> Your objective:
Read through the data and count the lines that contain the string "description"; give only the result.

::: Extracted material :::

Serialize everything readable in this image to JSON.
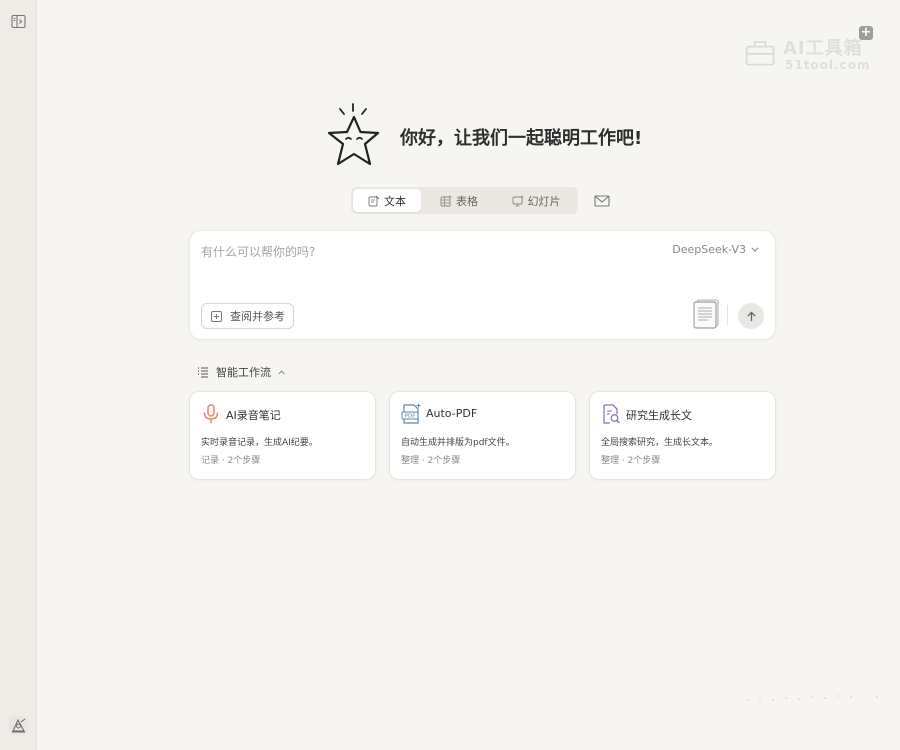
{
  "sidebar": {
    "toggle_icon": "sidebar-toggle-icon",
    "avatar_icon": "user-avatar-icon"
  },
  "watermark": {
    "title": "AI工具箱",
    "subtitle": "51tool.com"
  },
  "hero": {
    "mascot_icon": "star-mascot-icon",
    "greeting": "你好，让我们一起聪明工作吧!"
  },
  "mode_tabs": [
    {
      "label": "文本",
      "icon": "text-edit-icon",
      "active": true
    },
    {
      "label": "表格",
      "icon": "table-icon",
      "active": false
    },
    {
      "label": "幻灯片",
      "icon": "slides-icon",
      "active": false
    }
  ],
  "mail_icon": "mail-icon",
  "chat_input": {
    "placeholder": "有什么可以帮你的吗?",
    "value": "",
    "model": "DeepSeek-V3",
    "reference_button": "查阅并参考",
    "send_icon": "arrow-up-icon"
  },
  "workflows": {
    "header": "智能工作流",
    "items": [
      {
        "title": "AI录音笔记",
        "description": "实时录音记录，生成AI纪要。",
        "meta": "记录 · 2个步骤",
        "icon": "microphone-icon",
        "color": "#e0896a"
      },
      {
        "title": "Auto-PDF",
        "description": "自动生成并排版为pdf文件。",
        "meta": "整理 · 2个步骤",
        "icon": "pdf-icon",
        "color": "#5b87b8"
      },
      {
        "title": "研究生成长文",
        "description": "全局搜索研究，生成长文本。",
        "meta": "整理 · 2个步骤",
        "icon": "document-search-icon",
        "color": "#9272b0"
      }
    ]
  },
  "colors": {
    "background": "#f7f5f1",
    "sidebar": "#efece7",
    "card": "#ffffff"
  }
}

:::

> Solution for this task:
3